> _Stated goal_
In the material below, list every line carrying the string "SUMMARY".

> _Extracted data entries_
———

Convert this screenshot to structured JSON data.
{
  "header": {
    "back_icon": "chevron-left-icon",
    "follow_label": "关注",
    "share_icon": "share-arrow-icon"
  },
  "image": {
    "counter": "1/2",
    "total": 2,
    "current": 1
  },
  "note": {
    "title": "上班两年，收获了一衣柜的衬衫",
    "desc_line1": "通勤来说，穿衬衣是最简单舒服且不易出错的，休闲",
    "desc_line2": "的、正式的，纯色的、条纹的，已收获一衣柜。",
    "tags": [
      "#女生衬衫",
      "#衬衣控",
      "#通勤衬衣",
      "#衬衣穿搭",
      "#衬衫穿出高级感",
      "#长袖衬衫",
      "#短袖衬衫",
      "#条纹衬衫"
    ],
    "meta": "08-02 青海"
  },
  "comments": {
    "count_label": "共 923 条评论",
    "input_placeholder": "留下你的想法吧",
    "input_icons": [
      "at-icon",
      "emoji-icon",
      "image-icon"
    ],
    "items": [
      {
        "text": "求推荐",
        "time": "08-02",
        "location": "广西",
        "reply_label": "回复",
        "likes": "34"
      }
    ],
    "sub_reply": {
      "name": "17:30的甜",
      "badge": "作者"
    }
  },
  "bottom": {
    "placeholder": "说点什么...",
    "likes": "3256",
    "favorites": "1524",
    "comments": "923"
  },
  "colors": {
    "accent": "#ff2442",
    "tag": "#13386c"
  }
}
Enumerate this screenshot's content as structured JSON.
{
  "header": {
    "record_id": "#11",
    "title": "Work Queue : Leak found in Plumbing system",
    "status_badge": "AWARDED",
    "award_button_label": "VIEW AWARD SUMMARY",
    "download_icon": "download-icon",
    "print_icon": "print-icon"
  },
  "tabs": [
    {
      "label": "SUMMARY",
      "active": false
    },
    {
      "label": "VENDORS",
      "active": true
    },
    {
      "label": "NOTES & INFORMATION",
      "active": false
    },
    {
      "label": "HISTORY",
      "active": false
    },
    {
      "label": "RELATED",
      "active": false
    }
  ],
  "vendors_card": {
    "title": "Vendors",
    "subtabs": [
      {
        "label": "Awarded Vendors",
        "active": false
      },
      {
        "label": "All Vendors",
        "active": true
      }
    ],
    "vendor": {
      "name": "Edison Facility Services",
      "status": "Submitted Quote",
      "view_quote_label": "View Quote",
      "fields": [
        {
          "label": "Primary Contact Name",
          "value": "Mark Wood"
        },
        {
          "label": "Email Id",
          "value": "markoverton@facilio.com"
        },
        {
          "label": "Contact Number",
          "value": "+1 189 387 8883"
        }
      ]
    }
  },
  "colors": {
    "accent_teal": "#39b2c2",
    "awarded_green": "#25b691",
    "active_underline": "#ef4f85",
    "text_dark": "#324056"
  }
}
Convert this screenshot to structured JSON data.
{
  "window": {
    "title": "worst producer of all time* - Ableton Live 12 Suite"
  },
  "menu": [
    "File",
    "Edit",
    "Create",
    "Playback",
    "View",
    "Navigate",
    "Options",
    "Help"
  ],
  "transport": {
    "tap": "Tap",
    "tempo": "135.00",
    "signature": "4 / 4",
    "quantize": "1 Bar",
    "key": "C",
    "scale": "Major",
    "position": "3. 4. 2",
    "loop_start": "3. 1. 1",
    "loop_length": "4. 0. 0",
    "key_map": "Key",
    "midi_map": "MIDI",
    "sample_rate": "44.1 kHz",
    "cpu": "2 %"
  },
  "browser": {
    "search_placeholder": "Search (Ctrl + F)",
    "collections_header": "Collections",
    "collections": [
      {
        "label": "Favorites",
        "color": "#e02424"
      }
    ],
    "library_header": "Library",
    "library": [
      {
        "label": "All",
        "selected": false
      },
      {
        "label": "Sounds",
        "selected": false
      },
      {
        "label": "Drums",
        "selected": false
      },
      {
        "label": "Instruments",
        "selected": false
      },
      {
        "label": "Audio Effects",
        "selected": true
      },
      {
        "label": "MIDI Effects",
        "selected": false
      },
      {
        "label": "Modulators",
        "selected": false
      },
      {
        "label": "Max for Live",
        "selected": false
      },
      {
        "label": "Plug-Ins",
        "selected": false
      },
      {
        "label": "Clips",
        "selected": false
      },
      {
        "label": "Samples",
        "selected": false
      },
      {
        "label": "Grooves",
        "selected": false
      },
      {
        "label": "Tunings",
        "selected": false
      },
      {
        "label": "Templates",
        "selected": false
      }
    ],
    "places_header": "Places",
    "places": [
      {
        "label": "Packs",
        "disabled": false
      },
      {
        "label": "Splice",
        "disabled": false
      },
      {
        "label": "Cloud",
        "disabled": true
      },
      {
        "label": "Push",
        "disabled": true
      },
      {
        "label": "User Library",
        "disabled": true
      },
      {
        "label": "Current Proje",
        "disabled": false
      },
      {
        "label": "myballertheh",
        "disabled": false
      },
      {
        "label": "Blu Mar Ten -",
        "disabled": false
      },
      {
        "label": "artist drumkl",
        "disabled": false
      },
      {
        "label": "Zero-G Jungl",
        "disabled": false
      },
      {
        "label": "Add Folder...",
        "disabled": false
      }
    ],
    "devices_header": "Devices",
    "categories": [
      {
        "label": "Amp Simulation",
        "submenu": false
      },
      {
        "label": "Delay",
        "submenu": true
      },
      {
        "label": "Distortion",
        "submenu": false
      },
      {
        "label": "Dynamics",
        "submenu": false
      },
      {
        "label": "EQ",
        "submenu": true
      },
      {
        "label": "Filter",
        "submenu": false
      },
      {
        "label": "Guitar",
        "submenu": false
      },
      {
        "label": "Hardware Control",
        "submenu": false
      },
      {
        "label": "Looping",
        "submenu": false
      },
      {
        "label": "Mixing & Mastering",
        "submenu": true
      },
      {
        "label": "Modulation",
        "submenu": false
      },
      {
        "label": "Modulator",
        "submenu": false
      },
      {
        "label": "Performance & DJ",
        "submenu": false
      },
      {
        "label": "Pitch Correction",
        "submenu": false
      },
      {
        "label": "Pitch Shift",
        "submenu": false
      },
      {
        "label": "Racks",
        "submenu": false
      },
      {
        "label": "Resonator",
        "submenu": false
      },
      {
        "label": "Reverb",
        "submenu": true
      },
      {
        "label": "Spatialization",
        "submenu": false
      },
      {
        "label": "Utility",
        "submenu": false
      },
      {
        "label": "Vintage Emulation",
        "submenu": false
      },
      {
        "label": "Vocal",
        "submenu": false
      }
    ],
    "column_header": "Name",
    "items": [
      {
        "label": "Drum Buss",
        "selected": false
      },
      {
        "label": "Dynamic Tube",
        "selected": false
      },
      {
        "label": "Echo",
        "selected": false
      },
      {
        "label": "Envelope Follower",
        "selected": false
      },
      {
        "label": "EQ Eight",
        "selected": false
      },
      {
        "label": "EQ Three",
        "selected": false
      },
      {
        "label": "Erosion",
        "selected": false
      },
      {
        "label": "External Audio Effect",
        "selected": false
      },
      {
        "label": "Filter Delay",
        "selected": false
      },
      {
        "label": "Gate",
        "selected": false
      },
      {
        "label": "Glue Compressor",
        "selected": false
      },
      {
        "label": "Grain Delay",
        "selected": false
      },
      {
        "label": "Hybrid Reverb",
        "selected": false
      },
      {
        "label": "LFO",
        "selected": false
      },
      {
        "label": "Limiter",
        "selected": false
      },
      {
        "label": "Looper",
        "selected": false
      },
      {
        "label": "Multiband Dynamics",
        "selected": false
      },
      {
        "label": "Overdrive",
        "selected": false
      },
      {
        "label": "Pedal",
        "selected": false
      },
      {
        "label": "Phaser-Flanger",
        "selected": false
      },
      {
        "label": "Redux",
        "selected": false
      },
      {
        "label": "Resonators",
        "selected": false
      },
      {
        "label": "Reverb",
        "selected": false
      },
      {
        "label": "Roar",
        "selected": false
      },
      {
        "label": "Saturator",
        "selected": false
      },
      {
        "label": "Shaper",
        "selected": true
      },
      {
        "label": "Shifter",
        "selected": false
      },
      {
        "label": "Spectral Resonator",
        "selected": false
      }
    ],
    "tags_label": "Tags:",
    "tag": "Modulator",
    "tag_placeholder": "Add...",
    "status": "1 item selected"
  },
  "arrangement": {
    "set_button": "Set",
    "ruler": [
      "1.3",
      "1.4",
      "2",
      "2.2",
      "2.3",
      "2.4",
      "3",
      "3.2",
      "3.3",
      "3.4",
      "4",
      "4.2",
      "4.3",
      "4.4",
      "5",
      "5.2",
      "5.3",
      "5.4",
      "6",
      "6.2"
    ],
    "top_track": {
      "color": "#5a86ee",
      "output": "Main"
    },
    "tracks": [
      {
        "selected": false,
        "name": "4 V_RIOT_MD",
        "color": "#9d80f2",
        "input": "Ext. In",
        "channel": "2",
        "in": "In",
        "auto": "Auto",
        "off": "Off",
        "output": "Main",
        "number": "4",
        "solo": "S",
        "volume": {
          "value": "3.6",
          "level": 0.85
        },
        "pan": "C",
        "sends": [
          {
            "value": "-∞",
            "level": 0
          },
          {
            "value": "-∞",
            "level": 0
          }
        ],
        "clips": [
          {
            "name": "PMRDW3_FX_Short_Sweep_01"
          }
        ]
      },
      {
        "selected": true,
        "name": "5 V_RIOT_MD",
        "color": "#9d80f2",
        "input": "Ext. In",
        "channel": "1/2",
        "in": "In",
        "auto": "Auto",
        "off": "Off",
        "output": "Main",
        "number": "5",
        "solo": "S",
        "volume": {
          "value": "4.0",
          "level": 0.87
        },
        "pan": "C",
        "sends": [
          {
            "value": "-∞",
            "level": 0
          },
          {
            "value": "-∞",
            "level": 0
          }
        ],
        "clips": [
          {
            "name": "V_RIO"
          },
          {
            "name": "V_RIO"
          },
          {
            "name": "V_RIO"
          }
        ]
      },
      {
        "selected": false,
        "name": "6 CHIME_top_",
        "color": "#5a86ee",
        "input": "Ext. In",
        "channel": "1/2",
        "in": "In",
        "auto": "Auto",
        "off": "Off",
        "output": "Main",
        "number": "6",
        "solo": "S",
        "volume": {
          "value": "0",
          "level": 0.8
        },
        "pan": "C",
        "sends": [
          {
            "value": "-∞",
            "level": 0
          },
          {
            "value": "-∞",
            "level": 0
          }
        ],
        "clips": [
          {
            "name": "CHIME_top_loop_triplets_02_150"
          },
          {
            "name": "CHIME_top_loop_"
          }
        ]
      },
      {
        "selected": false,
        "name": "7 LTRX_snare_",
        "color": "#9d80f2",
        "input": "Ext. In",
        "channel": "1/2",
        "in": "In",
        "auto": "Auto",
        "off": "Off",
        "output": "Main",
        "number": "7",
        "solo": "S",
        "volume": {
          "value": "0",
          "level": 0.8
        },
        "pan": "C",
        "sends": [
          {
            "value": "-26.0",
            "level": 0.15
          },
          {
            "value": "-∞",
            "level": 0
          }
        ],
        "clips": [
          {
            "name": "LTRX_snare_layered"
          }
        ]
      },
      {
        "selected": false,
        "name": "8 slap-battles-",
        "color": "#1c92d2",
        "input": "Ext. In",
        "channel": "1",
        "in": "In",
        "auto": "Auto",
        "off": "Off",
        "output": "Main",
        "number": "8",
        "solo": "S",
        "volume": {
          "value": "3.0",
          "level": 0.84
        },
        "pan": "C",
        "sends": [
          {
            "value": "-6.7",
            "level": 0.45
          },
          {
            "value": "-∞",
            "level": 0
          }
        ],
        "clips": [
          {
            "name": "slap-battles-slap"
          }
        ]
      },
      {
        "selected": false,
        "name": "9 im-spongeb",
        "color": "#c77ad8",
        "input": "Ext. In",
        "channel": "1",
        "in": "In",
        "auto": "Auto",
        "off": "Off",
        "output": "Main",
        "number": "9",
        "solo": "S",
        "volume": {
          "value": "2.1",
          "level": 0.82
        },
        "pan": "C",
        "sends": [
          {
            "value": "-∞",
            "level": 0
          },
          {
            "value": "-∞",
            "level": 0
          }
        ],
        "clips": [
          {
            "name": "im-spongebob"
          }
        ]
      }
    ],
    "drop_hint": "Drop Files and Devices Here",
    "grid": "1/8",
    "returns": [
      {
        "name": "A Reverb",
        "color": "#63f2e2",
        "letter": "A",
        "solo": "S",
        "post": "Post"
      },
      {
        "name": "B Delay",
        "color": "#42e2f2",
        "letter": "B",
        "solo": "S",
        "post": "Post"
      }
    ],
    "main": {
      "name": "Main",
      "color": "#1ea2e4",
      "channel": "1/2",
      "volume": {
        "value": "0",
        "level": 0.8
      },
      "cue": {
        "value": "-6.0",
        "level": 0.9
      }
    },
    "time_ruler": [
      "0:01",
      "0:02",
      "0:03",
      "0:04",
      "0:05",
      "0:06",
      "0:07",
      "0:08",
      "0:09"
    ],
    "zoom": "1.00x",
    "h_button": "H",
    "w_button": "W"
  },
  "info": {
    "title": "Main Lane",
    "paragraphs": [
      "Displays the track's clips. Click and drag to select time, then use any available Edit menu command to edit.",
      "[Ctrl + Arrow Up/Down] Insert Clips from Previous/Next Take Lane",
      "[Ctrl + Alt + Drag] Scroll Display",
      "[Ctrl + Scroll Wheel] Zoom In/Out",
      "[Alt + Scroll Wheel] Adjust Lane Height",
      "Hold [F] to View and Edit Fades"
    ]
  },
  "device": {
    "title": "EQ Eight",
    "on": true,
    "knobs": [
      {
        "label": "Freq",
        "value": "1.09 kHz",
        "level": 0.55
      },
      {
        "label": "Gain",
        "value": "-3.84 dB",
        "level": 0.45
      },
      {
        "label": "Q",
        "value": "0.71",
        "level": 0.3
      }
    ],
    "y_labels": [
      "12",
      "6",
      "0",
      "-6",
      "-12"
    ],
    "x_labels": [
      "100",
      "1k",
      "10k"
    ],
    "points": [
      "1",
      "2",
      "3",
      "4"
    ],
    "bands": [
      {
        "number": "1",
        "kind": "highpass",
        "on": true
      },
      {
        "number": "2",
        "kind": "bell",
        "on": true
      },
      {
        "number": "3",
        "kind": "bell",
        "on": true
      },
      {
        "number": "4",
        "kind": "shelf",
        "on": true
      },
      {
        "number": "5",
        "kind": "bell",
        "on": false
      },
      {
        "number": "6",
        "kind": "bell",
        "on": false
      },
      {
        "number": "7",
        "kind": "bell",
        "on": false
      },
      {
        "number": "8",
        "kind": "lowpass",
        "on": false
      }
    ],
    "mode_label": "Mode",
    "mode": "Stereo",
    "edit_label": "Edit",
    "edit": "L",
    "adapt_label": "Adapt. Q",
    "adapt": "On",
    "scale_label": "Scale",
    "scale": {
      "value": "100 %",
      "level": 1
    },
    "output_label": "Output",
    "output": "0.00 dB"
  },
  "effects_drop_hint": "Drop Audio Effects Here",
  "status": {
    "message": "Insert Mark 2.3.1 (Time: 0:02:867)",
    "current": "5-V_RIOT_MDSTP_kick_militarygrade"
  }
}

———

> _The reply_
    "award_button_label": "VIEW AWARD SUMMARY",
      "label": "SUMMARY",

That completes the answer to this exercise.